Your task
Below are some records. Count the lines with "Manta" in them and give nothing but the total.

Record extracts
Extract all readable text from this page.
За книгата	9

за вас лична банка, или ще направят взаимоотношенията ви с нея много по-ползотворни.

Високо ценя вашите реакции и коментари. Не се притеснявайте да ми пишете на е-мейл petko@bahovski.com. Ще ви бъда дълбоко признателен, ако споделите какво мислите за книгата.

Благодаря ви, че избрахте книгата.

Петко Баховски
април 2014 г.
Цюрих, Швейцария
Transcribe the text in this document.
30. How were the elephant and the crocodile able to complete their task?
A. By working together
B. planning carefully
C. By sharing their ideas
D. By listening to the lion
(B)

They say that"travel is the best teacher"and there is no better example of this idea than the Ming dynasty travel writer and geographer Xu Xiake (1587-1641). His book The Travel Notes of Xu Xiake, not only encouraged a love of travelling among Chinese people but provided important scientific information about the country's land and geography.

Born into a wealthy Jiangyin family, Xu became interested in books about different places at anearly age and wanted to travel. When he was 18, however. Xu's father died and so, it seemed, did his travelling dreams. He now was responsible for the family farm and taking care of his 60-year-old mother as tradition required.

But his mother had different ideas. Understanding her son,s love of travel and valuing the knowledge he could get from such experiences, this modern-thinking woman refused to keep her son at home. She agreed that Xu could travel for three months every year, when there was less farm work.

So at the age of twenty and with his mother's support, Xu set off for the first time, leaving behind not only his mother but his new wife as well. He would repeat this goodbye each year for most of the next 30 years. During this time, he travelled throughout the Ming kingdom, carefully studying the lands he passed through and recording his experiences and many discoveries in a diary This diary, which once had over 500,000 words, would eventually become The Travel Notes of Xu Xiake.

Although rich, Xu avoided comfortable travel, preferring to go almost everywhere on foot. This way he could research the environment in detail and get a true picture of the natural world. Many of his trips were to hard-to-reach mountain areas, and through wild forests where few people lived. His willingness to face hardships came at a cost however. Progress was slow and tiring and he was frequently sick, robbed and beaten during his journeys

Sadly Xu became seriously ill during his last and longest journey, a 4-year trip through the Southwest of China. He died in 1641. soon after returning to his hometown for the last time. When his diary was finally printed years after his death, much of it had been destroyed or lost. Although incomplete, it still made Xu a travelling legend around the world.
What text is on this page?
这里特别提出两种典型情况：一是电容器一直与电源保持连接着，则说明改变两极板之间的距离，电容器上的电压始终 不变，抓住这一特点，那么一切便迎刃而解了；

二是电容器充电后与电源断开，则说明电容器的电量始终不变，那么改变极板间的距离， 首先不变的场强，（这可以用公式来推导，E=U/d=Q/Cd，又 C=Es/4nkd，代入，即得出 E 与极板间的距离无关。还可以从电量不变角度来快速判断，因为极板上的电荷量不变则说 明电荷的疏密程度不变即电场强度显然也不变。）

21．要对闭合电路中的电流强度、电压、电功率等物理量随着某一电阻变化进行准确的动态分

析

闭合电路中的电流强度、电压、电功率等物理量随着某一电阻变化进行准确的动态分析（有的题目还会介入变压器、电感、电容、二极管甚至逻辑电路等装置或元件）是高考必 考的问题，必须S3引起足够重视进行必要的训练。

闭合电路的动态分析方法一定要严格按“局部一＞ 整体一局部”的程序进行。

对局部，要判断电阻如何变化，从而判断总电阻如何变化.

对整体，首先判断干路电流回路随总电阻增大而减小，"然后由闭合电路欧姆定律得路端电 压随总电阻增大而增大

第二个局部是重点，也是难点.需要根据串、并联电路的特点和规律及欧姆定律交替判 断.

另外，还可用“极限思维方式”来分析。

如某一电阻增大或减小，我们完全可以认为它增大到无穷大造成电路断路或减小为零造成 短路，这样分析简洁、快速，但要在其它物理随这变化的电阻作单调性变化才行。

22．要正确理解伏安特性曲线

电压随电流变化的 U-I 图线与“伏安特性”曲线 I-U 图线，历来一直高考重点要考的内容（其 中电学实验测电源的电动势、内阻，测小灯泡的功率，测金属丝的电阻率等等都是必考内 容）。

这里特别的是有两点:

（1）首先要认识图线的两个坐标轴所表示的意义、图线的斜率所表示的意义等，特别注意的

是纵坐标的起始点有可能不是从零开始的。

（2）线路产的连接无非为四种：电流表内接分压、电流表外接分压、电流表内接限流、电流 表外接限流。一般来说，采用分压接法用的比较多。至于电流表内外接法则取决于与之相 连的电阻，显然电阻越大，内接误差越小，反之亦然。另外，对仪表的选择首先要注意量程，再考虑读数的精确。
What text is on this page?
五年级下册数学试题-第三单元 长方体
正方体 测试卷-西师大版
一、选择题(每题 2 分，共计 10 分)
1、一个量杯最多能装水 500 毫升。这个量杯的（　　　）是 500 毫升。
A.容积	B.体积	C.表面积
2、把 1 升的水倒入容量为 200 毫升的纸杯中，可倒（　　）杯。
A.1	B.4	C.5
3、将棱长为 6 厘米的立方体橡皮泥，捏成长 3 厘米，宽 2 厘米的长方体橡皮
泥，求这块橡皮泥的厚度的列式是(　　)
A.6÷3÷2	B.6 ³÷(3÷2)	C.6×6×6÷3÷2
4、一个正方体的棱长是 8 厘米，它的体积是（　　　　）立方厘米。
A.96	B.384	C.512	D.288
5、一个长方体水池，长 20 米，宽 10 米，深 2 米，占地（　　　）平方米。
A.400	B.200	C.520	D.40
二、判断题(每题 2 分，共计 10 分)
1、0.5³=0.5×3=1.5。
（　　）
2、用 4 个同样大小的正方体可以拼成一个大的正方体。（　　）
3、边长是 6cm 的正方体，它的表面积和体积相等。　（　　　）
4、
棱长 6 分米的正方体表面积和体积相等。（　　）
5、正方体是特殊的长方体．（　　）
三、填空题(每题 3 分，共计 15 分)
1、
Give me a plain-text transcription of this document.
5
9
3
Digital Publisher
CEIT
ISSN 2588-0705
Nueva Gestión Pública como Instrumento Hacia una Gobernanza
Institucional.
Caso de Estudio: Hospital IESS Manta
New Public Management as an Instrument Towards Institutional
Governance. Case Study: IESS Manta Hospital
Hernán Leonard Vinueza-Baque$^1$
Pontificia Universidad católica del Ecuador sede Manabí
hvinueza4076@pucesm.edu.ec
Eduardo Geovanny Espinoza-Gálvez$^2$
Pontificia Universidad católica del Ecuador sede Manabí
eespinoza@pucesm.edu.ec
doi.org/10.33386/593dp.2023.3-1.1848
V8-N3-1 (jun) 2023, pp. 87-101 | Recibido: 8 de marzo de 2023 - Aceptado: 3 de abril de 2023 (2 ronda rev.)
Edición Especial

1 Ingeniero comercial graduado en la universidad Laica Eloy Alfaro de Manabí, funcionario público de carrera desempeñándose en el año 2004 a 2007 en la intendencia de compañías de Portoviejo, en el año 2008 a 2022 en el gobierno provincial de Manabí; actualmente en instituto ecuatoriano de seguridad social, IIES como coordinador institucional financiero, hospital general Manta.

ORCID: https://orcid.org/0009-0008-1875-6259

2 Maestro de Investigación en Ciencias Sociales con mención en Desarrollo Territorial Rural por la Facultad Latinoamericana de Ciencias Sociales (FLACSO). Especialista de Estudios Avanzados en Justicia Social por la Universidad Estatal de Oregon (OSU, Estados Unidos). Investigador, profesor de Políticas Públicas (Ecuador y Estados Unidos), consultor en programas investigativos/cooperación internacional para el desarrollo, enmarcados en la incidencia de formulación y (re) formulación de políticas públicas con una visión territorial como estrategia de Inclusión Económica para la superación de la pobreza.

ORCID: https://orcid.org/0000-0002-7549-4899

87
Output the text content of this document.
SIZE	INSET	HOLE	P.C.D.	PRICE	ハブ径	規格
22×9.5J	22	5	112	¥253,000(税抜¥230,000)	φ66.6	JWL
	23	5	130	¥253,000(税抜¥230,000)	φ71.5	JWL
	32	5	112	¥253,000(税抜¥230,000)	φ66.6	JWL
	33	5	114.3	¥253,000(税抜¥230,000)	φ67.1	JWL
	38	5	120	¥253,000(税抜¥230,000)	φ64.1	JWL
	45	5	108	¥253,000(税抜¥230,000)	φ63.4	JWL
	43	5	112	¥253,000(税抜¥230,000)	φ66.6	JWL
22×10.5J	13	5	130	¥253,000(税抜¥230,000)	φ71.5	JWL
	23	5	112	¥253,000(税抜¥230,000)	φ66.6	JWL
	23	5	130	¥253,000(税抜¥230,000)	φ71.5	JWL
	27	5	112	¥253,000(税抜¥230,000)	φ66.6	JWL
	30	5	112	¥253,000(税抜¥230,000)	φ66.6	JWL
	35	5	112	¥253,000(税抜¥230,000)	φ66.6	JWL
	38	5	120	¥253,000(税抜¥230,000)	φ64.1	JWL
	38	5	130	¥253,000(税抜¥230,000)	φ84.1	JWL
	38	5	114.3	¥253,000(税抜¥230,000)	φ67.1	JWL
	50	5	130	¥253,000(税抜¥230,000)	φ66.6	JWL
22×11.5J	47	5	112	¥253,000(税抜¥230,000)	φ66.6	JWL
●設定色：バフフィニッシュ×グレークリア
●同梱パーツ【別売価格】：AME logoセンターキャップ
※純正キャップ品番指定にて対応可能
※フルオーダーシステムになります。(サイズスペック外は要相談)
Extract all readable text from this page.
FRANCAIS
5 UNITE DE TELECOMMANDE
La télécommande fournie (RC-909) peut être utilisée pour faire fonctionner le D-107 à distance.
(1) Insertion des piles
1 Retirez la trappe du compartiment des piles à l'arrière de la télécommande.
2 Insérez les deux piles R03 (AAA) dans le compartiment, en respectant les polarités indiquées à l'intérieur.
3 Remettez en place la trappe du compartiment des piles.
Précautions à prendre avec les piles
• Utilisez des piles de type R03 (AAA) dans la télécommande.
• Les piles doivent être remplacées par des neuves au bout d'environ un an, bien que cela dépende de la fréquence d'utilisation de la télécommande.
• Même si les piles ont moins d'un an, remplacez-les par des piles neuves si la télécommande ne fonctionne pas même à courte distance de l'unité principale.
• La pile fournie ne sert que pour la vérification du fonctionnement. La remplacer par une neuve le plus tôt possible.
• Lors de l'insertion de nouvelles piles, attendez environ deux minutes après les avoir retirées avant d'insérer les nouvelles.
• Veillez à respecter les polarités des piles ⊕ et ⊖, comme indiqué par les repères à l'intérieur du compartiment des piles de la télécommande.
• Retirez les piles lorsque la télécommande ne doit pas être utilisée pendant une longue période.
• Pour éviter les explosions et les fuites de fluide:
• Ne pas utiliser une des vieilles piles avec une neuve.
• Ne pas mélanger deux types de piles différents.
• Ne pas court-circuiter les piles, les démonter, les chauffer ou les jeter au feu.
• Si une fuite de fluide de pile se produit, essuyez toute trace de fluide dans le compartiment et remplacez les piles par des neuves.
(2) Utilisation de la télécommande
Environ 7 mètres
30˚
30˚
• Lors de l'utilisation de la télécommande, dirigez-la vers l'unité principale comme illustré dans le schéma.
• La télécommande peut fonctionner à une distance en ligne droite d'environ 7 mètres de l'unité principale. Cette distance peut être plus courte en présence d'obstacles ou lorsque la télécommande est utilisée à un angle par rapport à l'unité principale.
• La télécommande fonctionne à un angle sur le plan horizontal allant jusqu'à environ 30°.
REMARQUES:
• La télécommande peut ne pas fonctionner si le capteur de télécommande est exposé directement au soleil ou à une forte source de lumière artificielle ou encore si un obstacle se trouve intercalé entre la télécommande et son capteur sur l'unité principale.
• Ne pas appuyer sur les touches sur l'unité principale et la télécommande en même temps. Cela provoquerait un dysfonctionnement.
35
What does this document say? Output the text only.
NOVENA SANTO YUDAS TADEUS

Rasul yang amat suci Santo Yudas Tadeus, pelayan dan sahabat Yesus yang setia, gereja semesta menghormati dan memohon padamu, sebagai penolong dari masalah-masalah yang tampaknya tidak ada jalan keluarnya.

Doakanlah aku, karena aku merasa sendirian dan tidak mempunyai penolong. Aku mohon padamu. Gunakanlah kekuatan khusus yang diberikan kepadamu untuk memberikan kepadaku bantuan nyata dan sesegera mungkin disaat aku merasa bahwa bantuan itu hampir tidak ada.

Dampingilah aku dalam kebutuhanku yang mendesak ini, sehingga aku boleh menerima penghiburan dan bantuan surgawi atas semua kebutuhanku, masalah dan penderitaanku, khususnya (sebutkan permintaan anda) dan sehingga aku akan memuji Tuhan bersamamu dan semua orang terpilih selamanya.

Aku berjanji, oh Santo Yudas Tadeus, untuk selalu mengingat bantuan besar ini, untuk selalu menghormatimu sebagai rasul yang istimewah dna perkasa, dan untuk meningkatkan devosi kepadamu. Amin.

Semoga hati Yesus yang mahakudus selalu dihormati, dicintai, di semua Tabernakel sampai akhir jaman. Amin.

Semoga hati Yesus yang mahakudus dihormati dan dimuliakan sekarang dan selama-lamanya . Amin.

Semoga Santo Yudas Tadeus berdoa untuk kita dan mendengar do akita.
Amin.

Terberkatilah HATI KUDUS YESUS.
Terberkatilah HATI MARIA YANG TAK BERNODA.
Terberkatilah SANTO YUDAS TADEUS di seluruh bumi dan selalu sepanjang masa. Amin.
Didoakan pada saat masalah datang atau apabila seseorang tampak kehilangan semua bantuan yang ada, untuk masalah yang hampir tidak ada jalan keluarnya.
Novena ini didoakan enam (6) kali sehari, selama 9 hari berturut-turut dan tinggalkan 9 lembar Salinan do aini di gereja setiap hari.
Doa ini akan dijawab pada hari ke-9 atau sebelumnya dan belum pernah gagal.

Output of the exercise
3